WHAT NEEDS TO BE DONE: Exact reproduction is required for all entries.

☆ ☆ ☆

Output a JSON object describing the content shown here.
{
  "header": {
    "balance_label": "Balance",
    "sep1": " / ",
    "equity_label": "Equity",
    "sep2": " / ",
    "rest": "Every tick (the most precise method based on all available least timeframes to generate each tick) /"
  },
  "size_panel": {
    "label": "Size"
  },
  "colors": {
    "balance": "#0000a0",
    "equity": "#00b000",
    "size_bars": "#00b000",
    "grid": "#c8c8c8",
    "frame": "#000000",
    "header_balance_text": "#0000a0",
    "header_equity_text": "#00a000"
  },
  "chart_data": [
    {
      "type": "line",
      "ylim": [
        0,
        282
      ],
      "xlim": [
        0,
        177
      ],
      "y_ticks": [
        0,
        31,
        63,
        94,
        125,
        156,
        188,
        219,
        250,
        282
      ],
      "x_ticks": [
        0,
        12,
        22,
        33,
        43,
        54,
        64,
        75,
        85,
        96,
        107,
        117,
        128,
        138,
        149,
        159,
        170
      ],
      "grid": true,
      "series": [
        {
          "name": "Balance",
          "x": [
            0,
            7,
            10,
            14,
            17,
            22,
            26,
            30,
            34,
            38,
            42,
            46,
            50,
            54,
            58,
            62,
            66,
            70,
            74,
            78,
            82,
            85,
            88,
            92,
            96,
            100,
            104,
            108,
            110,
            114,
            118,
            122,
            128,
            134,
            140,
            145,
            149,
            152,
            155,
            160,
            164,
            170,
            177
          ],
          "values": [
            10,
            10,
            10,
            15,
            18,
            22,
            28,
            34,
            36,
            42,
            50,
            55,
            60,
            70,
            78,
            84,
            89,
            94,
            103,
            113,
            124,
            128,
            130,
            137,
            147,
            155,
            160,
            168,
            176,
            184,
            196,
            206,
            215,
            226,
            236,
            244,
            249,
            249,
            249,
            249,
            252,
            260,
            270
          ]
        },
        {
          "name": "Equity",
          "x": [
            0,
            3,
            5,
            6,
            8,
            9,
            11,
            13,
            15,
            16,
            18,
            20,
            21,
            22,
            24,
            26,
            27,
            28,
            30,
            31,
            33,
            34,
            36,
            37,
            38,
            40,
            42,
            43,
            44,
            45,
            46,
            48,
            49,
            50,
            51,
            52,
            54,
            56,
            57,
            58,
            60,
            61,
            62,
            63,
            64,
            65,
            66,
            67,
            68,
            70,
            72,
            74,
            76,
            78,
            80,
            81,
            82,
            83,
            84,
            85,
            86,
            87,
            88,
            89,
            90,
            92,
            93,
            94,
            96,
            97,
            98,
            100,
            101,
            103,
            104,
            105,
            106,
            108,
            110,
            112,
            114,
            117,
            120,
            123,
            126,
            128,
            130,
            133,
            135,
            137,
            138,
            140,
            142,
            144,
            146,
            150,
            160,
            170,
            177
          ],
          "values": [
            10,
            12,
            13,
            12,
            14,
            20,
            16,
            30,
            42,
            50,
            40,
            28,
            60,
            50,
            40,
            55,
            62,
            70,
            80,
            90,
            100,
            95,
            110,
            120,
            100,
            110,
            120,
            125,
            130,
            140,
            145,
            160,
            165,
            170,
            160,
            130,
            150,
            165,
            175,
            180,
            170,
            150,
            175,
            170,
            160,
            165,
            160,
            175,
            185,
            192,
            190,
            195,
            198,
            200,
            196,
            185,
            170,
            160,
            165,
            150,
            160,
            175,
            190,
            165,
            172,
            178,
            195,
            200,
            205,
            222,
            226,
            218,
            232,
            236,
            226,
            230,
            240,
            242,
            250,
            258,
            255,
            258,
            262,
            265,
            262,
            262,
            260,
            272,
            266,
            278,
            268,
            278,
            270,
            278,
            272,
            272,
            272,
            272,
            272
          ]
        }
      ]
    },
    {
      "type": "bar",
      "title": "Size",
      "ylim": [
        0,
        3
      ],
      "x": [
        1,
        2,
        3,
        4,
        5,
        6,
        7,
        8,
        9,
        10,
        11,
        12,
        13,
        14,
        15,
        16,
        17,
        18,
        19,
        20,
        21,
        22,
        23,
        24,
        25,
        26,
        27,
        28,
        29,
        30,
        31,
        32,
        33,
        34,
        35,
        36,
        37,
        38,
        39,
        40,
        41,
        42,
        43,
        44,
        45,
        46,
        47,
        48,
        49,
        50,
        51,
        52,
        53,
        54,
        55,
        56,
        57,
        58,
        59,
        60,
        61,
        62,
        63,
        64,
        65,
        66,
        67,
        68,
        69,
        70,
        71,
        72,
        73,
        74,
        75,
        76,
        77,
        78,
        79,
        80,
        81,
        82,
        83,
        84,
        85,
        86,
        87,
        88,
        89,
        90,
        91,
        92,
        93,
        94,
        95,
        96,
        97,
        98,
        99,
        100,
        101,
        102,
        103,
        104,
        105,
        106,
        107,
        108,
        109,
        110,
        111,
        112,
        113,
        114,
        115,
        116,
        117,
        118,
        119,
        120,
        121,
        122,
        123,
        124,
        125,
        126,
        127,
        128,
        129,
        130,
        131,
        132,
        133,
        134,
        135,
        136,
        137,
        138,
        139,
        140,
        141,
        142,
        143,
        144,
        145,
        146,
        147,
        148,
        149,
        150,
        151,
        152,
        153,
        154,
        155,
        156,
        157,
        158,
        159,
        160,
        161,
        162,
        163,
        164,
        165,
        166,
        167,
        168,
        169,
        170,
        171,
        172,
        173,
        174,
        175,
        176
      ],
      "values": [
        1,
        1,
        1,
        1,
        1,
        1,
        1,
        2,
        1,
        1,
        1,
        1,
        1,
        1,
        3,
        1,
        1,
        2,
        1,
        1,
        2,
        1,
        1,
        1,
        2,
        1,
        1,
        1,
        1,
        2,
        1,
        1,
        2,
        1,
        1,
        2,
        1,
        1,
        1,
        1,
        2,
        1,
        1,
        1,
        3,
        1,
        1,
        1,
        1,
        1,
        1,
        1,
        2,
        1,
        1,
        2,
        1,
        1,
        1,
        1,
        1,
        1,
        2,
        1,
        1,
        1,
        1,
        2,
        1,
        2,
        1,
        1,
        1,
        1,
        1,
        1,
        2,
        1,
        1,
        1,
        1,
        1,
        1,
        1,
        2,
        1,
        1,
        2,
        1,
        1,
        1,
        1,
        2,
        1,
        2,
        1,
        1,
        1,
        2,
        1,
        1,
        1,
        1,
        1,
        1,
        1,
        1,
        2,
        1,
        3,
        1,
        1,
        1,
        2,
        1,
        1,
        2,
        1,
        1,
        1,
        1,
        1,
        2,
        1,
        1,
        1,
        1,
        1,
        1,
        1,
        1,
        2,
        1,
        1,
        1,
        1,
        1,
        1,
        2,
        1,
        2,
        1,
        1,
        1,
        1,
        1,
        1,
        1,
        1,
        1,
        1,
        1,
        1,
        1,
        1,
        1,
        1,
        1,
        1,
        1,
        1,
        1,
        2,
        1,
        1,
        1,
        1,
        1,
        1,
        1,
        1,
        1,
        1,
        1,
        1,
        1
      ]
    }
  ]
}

☆ ☆ ☆

RESPONSE TO THIS TASK:
Output a JSON object describing the content shown here.
{
  "header": {
    "balance_label": "Balance",
    "sep1": " / ",
    "equity_label": "Equity",
    "sep2": " / ",
    "rest": "Every tick (the most precise method based on all available least timeframes to generate each tick) /"
  },
  "size_panel": {
    "label": "Size"
  },
  "colors": {
    "balance": "#0000a0",
    "equity": "#00b000",
    "size_bars": "#00b000",
    "grid": "#c8c8c8",
    "frame": "#000000",
    "header_balance_text": "#0000a0",
    "header_equity_text": "#00a000"
  },
  "chart_data": [
    {
      "type": "line",
      "ylim": [
        0,
        282
      ],
      "xlim": [
        0,
        177
      ],
      "y_ticks": [
        0,
        31,
        63,
        94,
        125,
        156,
        188,
        219,
        250,
        282
      ],
      "x_ticks": [
        0,
        12,
        22,
        33,
        43,
        54,
        64,
        75,
        85,
        96,
        107,
        117,
        128,
        138,
        149,
        159,
        170
      ],
      "grid": true,
      "series": [
        {
          "name": "Balance",
          "x": [
            0,
            7,
            10,
            14,
            17,
            22,
            26,
            30,
            34,
            38,
            42,
            46,
            50,
            54,
            58,
            62,
            66,
            70,
            74,
            78,
            82,
            85,
            88,
            92,
            96,
            100,
            104,
            108,
            110,
            114,
            118,
            122,
            128,
            134,
            140,
            145,
            149,
            152,
            155,
            160,
            164,
            170,
            177
          ],
          "values": [
            10,
            10,
            10,
            15,
            18,
            22,
            28,
            34,
            36,
            42,
            50,
            55,
            60,
            70,
            78,
            84,
            89,
            94,
            103,
            113,
            124,
            128,
            130,
            137,
            147,
            155,
            160,
            168,
            176,
            184,
            196,
            206,
            215,
            226,
            236,
            244,
            249,
            249,
            249,
            249,
            252,
            260,
            270
          ]
        },
        {
          "name": "Equity",
          "x": [
            0,
            3,
            5,
            6,
            8,
            9,
            11,
            13,
            15,
            16,
            18,
            20,
            21,
            22,
            24,
            26,
            27,
            28,
            30,
            31,
            33,
            34,
            36,
            37,
            38,
            40,
            42,
            43,
            44,
            45,
            46,
            48,
            49,
            50,
            51,
            52,
            54,
            56,
            57,
            58,
            60,
            61,
            62,
            63,
            64,
            65,
            66,
            67,
            68,
            70,
            72,
            74,
            76,
            78,
            80,
            81,
            82,
            83,
            84,
            85,
            86,
            87,
            88,
            89,
            90,
            92,
            93,
            94,
            96,
            97,
            98,
            100,
            101,
            103,
            104,
            105,
            106,
            108,
            110,
            112,
            114,
            117,
            120,
            123,
            126,
            128,
            130,
            133,
            135,
            137,
            138,
            140,
            142,
            144,
            146,
            150,
            160,
            170,
            177
          ],
          "values": [
            10,
            12,
            13,
            12,
            14,
            20,
            16,
            30,
            42,
            50,
            40,
            28,
            60,
            50,
            40,
            55,
            62,
            70,
            80,
            90,
            100,
            95,
            110,
            120,
            100,
            110,
            120,
            125,
            130,
            140,
            145,
            160,
            165,
            170,
            160,
            130,
            150,
            165,
            175,
            180,
            170,
            150,
            175,
            170,
            160,
            165,
            160,
            175,
            185,
            192,
            190,
            195,
            198,
            200,
            196,
            185,
            170,
            160,
            165,
            150,
            160,
            175,
            190,
            165,
            172,
            178,
            195,
            200,
            205,
            222,
            226,
            218,
            232,
            236,
            226,
            230,
            240,
            242,
            250,
            258,
            255,
            258,
            262,
            265,
            262,
            262,
            260,
            272,
            266,
            278,
            268,
            278,
            270,
            278,
            272,
            272,
            272,
            272,
            272
          ]
        }
      ]
    },
    {
      "type": "bar",
      "title": "Size",
      "ylim": [
        0,
        3
      ],
      "x": [
        1,
        2,
        3,
        4,
        5,
        6,
        7,
        8,
        9,
        10,
        11,
        12,
        13,
        14,
        15,
        16,
        17,
        18,
        19,
        20,
        21,
        22,
        23,
        24,
        25,
        26,
        27,
        28,
        29,
        30,
        31,
        32,
        33,
        34,
        35,
        36,
        37,
        38,
        39,
        40,
        41,
        42,
        43,
        44,
        45,
        46,
        47,
        48,
        49,
        50,
        51,
        52,
        53,
        54,
        55,
        56,
        57,
        58,
        59,
        60,
        61,
        62,
        63,
        64,
        65,
        66,
        67,
        68,
        69,
        70,
        71,
        72,
        73,
        74,
        75,
        76,
        77,
        78,
        79,
        80,
        81,
        82,
        83,
        84,
        85,
        86,
        87,
        88,
        89,
        90,
        91,
        92,
        93,
        94,
        95,
        96,
        97,
        98,
        99,
        100,
        101,
        102,
        103,
        104,
        105,
        106,
        107,
        108,
        109,
        110,
        111,
        112,
        113,
        114,
        115,
        116,
        117,
        118,
        119,
        120,
        121,
        122,
        123,
        124,
        125,
        126,
        127,
        128,
        129,
        130,
        131,
        132,
        133,
        134,
        135,
        136,
        137,
        138,
        139,
        140,
        141,
        142,
        143,
        144,
        145,
        146,
        147,
        148,
        149,
        150,
        151,
        152,
        153,
        154,
        155,
        156,
        157,
        158,
        159,
        160,
        161,
        162,
        163,
        164,
        165,
        166,
        167,
        168,
        169,
        170,
        171,
        172,
        173,
        174,
        175,
        176
      ],
      "values": [
        1,
        1,
        1,
        1,
        1,
        1,
        1,
        2,
        1,
        1,
        1,
        1,
        1,
        1,
        3,
        1,
        1,
        2,
        1,
        1,
        2,
        1,
        1,
        1,
        2,
        1,
        1,
        1,
        1,
        2,
        1,
        1,
        2,
        1,
        1,
        2,
        1,
        1,
        1,
        1,
        2,
        1,
        1,
        1,
        3,
        1,
        1,
        1,
        1,
        1,
        1,
        1,
        2,
        1,
        1,
        2,
        1,
        1,
        1,
        1,
        1,
        1,
        2,
        1,
        1,
        1,
        1,
        2,
        1,
        2,
        1,
        1,
        1,
        1,
        1,
        1,
        2,
        1,
        1,
        1,
        1,
        1,
        1,
        1,
        2,
        1,
        1,
        2,
        1,
        1,
        1,
        1,
        2,
        1,
        2,
        1,
        1,
        1,
        2,
        1,
        1,
        1,
        1,
        1,
        1,
        1,
        1,
        2,
        1,
        3,
        1,
        1,
        1,
        2,
        1,
        1,
        2,
        1,
        1,
        1,
        1,
        1,
        2,
        1,
        1,
        1,
        1,
        1,
        1,
        1,
        1,
        2,
        1,
        1,
        1,
        1,
        1,
        1,
        2,
        1,
        2,
        1,
        1,
        1,
        1,
        1,
        1,
        1,
        1,
        1,
        1,
        1,
        1,
        1,
        1,
        1,
        1,
        1,
        1,
        1,
        1,
        1,
        2,
        1,
        1,
        1,
        1,
        1,
        1,
        1,
        1,
        1,
        1,
        1,
        1,
        1
      ]
    }
  ]
}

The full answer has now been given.